### Directive
Copy each line containing the word "Nassib" from the records that follow, please.

Dataset records:
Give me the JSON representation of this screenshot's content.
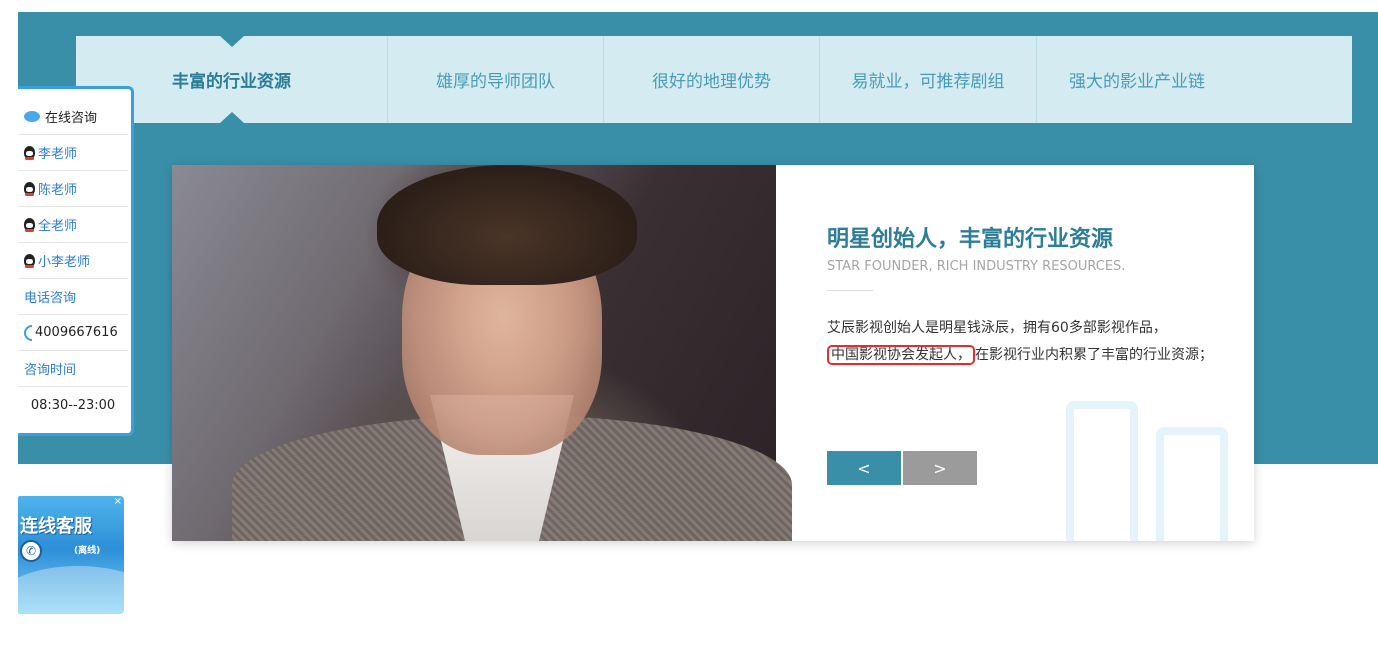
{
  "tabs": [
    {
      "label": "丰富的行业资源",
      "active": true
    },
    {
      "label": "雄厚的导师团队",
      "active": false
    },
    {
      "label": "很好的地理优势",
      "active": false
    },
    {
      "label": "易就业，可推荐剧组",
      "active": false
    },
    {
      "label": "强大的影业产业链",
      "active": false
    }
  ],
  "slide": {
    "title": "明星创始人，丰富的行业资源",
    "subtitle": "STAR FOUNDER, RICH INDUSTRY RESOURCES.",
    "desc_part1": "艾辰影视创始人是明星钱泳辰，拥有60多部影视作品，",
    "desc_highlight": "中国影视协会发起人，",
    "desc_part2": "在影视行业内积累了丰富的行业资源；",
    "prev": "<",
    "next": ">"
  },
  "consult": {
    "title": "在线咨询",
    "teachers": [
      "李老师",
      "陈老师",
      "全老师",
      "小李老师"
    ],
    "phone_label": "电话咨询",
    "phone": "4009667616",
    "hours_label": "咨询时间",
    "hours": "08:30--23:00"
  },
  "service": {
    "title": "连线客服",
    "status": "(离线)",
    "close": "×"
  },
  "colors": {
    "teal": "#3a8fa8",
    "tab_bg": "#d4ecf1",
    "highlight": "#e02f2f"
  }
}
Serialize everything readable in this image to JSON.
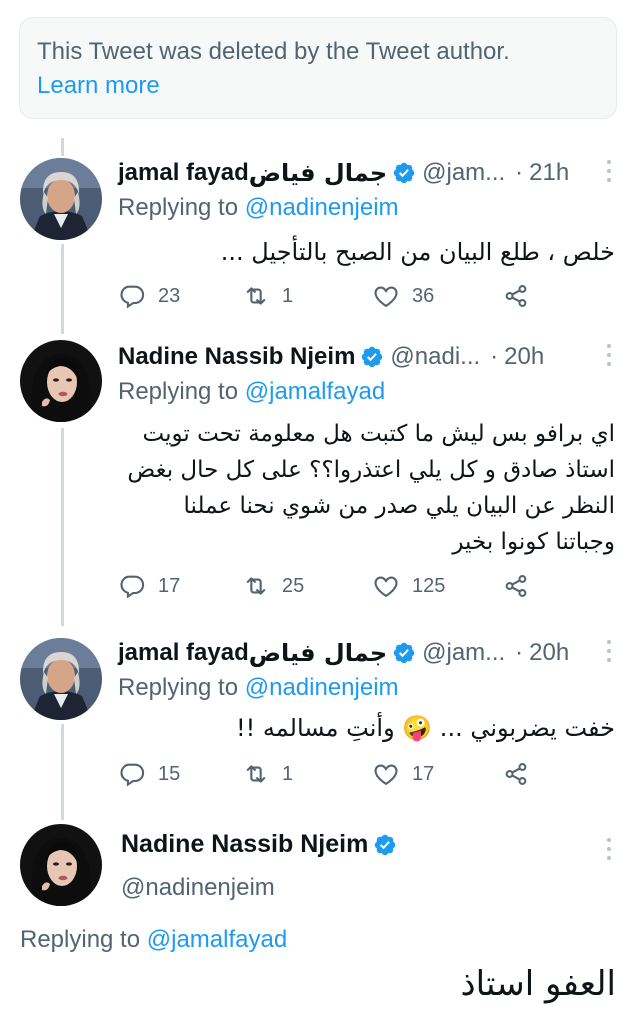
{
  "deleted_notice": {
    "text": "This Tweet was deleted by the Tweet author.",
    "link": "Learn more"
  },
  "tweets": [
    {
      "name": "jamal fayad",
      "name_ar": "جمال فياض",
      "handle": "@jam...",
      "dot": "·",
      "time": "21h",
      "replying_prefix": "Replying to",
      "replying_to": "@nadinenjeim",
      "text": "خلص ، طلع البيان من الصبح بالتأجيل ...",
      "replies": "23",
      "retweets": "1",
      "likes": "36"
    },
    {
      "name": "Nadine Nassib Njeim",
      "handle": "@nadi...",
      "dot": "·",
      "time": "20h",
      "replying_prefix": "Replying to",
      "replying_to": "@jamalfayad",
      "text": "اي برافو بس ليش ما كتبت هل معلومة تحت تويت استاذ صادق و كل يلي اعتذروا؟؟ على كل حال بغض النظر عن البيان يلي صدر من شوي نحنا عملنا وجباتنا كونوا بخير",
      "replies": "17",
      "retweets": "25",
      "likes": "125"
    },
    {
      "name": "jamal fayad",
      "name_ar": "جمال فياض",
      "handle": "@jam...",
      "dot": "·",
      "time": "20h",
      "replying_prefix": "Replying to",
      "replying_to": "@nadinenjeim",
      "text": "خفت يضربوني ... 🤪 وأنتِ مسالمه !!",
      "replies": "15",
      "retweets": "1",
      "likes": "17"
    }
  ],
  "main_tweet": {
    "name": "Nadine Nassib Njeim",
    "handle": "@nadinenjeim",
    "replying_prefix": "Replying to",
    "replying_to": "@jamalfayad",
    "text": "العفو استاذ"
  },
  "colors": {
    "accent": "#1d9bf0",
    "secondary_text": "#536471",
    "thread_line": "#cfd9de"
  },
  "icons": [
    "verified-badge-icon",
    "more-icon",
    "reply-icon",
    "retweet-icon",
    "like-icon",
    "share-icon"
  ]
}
---
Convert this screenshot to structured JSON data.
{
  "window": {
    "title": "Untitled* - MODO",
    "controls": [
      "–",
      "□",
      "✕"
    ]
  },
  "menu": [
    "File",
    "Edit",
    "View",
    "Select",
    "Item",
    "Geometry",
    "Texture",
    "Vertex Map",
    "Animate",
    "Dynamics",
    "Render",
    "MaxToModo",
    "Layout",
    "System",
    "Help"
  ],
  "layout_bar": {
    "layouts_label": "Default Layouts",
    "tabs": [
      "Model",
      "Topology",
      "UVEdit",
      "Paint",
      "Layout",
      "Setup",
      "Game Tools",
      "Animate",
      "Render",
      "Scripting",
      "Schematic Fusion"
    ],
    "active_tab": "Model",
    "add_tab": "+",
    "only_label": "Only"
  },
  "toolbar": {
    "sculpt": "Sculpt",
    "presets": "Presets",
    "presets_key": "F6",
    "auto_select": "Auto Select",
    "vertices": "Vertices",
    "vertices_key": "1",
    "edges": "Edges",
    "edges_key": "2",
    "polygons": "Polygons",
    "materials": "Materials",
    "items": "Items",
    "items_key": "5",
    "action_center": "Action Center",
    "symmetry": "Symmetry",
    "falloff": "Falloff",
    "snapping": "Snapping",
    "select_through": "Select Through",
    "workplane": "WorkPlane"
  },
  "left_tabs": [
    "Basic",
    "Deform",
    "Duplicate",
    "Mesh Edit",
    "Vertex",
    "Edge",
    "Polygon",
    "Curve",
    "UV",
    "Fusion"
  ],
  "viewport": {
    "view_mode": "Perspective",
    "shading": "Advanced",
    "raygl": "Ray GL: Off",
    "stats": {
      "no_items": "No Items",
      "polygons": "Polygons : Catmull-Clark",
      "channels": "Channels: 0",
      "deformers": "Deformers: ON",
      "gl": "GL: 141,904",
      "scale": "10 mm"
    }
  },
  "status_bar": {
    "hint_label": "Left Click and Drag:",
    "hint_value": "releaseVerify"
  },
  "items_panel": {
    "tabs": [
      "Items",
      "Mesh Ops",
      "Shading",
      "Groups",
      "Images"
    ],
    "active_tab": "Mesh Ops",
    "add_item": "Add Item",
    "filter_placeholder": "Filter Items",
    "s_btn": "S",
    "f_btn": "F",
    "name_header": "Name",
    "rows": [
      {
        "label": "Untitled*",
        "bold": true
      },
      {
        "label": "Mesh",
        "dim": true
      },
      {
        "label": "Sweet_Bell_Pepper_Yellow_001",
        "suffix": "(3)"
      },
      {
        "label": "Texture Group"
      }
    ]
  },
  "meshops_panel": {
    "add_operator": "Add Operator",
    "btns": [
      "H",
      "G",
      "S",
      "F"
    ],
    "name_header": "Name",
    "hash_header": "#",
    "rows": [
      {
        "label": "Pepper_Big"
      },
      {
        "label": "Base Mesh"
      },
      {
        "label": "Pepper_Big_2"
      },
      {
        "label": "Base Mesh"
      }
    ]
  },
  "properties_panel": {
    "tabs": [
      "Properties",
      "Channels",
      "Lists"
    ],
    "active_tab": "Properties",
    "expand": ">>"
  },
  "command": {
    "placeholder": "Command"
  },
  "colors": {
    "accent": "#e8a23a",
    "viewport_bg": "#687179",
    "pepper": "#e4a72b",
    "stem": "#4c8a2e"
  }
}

### Response
      "name": "Nadine Nassib Njeim",
    "name": "Nadine Nassib Njeim",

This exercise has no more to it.